(Entries taken from a collection)
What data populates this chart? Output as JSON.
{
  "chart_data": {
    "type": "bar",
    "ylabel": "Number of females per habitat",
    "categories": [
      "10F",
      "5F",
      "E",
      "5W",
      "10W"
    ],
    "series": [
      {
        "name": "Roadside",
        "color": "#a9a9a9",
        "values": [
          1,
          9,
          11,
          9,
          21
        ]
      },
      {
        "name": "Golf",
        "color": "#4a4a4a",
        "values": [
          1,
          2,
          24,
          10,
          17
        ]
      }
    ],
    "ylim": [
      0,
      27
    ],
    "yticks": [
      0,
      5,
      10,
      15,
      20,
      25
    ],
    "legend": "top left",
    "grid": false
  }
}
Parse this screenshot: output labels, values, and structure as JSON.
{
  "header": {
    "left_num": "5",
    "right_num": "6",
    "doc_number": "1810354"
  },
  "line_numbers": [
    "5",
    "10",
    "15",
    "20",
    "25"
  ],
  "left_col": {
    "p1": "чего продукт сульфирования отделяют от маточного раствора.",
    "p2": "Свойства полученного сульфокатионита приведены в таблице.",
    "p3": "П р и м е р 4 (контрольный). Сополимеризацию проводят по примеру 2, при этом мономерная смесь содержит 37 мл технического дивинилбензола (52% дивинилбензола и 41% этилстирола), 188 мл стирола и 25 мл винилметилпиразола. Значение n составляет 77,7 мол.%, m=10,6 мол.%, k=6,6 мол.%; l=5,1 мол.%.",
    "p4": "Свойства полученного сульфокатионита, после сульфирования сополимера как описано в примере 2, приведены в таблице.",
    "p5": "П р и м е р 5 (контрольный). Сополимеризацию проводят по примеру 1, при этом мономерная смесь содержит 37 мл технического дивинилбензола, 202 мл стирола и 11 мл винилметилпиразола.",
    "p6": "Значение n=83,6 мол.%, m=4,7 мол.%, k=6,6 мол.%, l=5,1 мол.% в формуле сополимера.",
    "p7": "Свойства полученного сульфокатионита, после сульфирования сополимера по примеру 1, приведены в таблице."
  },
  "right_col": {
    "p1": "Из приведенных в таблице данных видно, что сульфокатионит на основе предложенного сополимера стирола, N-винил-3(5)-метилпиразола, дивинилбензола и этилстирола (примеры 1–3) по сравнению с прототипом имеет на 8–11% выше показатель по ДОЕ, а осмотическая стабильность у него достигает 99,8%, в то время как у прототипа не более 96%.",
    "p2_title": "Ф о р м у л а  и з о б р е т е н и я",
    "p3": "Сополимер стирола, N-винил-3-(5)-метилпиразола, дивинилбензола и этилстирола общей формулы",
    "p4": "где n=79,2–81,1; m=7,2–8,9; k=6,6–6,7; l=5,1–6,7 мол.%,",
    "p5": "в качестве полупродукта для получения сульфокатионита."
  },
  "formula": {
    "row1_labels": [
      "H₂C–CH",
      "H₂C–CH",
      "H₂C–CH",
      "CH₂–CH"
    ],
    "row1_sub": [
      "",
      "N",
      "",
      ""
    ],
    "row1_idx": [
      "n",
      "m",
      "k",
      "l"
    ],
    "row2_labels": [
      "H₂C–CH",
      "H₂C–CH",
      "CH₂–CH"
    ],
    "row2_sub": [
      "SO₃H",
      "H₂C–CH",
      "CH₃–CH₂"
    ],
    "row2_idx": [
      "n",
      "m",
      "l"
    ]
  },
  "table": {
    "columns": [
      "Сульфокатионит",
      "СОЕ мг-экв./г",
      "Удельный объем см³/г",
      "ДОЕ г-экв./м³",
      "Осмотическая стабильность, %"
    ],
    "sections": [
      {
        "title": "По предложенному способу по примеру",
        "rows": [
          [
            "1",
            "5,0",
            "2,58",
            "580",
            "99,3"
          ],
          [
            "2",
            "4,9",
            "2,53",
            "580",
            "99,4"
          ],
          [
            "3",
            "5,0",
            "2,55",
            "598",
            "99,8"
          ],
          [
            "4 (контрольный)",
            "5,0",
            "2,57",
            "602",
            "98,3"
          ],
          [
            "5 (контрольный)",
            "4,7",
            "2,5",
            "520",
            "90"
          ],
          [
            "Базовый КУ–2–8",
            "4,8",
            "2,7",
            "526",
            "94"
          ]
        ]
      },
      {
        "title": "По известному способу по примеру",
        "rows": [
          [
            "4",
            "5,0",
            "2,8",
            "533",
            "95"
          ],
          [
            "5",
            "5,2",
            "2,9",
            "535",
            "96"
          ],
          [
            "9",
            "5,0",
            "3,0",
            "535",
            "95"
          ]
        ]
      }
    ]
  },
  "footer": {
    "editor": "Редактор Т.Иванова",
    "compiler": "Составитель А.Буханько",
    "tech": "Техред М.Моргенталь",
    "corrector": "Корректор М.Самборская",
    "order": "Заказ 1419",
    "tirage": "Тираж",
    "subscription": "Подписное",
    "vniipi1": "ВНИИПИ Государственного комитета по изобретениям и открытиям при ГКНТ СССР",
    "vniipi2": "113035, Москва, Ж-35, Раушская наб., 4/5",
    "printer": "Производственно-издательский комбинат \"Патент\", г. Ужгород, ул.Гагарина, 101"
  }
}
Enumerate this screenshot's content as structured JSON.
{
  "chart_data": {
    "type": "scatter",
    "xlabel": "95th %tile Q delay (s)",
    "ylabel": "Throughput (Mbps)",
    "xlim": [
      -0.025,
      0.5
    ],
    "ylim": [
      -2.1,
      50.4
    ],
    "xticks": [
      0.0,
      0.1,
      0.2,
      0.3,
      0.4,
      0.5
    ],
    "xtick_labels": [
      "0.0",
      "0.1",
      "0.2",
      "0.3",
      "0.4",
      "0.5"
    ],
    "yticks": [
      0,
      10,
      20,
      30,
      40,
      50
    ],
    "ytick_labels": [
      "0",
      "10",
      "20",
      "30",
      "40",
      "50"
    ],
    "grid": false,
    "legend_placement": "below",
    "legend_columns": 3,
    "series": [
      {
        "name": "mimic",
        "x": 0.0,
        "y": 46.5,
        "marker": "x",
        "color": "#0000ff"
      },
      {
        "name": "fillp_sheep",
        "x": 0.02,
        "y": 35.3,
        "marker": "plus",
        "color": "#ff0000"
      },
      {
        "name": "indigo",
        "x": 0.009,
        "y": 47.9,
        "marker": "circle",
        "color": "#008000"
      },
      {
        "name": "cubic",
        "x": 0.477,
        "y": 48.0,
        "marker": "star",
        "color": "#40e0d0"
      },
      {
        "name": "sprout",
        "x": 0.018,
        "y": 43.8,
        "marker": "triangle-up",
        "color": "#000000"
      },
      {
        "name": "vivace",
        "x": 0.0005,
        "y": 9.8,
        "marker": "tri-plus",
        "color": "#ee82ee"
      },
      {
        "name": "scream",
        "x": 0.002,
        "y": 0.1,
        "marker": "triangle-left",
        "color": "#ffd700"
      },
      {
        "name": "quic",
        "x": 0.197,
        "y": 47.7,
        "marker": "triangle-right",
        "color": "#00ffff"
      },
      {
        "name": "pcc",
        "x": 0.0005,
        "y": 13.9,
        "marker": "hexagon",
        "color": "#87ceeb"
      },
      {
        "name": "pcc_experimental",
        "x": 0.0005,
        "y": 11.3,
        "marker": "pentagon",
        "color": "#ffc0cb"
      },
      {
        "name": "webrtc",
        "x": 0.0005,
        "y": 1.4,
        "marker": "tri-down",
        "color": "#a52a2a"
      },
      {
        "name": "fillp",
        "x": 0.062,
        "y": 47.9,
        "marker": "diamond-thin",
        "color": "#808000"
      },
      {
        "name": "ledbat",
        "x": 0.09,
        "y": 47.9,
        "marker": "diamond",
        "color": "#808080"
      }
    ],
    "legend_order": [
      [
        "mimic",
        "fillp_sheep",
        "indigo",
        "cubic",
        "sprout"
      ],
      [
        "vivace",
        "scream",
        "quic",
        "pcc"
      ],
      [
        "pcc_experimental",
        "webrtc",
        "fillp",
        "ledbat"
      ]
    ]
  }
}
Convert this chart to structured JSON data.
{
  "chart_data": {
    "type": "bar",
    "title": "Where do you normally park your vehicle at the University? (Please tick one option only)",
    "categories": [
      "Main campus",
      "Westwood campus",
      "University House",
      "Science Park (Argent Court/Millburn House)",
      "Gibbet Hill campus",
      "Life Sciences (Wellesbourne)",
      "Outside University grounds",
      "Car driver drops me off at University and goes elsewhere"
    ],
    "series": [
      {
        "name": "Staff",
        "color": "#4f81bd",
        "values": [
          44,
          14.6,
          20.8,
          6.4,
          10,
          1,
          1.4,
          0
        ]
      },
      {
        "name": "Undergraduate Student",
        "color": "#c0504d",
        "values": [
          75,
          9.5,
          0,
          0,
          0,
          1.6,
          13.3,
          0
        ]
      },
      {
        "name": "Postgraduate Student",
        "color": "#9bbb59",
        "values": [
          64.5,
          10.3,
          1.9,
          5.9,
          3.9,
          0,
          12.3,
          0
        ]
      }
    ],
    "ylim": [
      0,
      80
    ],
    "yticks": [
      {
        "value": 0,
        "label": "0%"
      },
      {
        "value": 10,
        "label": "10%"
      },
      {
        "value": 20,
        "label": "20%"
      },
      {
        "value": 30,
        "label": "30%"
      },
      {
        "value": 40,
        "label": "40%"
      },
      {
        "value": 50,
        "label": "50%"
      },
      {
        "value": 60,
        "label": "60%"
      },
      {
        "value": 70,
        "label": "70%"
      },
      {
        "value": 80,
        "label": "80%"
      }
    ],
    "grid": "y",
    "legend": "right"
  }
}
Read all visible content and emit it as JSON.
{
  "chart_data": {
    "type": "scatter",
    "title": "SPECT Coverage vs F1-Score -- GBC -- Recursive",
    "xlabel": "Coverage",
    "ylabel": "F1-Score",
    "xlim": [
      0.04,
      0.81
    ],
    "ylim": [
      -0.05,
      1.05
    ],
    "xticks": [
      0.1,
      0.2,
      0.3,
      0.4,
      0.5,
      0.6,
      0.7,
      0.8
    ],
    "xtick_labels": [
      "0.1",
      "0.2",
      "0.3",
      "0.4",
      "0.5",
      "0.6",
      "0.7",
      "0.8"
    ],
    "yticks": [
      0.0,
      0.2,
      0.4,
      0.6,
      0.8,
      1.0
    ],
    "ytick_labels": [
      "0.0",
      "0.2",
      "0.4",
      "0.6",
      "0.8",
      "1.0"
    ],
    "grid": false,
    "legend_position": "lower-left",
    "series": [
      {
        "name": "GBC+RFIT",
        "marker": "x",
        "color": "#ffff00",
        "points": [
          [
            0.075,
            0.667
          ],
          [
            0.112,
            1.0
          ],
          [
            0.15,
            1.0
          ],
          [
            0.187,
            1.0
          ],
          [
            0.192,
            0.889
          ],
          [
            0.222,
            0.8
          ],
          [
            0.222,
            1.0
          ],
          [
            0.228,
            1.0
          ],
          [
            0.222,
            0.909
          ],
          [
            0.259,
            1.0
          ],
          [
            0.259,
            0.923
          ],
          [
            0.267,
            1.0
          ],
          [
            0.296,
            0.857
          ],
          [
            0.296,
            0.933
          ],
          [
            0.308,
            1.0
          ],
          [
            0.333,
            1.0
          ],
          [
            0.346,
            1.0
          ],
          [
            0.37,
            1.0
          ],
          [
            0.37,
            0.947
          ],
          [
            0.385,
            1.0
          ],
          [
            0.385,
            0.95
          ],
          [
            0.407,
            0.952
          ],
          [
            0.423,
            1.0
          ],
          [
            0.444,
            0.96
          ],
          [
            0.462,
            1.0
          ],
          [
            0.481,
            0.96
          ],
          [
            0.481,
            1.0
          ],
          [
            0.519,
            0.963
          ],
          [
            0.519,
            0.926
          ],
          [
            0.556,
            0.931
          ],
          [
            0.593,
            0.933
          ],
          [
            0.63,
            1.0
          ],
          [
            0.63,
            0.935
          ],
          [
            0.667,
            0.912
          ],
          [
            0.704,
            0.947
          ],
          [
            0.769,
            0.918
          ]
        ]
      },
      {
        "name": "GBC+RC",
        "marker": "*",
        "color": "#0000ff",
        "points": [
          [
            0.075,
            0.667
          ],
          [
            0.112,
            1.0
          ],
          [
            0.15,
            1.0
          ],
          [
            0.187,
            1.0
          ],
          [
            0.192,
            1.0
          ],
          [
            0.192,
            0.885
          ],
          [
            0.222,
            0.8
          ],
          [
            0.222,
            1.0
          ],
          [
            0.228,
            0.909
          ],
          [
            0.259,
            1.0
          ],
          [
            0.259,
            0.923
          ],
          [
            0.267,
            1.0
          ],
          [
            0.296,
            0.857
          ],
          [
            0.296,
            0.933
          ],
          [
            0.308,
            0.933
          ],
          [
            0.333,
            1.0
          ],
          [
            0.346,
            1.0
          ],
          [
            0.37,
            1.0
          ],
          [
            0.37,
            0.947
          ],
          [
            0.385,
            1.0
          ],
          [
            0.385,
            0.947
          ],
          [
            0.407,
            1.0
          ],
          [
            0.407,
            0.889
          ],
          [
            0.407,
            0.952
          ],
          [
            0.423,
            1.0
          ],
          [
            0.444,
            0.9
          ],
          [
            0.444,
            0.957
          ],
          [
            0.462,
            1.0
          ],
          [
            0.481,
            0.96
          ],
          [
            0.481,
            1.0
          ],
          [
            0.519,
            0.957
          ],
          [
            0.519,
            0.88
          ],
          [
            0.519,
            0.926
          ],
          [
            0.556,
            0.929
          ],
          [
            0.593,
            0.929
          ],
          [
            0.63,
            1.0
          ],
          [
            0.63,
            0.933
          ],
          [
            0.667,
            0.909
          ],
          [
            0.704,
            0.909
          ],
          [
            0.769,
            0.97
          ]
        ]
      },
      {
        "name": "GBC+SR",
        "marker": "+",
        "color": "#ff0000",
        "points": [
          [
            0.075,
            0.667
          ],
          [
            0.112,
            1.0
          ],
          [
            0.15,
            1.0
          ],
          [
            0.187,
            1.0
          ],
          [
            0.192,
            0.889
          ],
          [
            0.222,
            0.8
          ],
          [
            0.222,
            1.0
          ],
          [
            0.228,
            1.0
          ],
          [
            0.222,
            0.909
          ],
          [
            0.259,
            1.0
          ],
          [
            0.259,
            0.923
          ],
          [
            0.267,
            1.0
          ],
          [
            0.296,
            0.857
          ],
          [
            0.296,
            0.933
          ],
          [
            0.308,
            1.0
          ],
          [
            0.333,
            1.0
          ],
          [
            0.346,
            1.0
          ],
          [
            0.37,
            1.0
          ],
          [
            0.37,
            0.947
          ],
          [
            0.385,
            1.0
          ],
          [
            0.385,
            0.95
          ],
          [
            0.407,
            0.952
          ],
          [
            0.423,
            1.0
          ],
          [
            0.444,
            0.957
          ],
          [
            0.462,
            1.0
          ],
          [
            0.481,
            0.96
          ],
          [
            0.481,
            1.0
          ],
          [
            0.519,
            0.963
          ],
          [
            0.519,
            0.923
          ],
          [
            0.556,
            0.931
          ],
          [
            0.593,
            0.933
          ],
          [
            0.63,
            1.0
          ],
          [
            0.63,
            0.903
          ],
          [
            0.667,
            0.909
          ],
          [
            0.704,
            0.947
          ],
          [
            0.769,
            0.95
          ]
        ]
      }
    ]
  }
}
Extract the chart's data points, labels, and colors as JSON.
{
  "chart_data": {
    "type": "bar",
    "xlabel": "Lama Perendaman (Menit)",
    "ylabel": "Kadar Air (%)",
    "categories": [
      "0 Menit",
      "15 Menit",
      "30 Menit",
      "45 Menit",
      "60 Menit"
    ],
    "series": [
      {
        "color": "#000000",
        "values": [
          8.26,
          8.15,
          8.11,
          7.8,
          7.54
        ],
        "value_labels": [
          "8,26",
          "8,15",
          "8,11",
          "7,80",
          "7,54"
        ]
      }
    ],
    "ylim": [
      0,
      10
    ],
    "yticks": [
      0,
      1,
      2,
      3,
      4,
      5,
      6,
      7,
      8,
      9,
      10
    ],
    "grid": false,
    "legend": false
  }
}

=== Exercise objective ===
Each line from the one containing "Extract the chart's" to the end of the records should be echoed exactly, and no other line.

=== Reply ===
Extract the chart's data points, labels, and colors as JSON.
{
  "chart_data": {
    "type": "bar",
    "xlabel": "Lama Perendaman (Menit)",
    "ylabel": "Kadar Air (%)",
    "categories": [
      "0 Menit",
      "15 Menit",
      "30 Menit",
      "45 Menit",
      "60 Menit"
    ],
    "series": [
      {
        "color": "#000000",
        "values": [
          8.26,
          8.15,
          8.11,
          7.8,
          7.54
        ],
        "value_labels": [
          "8,26",
          "8,15",
          "8,11",
          "7,80",
          "7,54"
        ]
      }
    ],
    "ylim": [
      0,
      10
    ],
    "yticks": [
      0,
      1,
      2,
      3,
      4,
      5,
      6,
      7,
      8,
      9,
      10
    ],
    "grid": false,
    "legend": false
  }
}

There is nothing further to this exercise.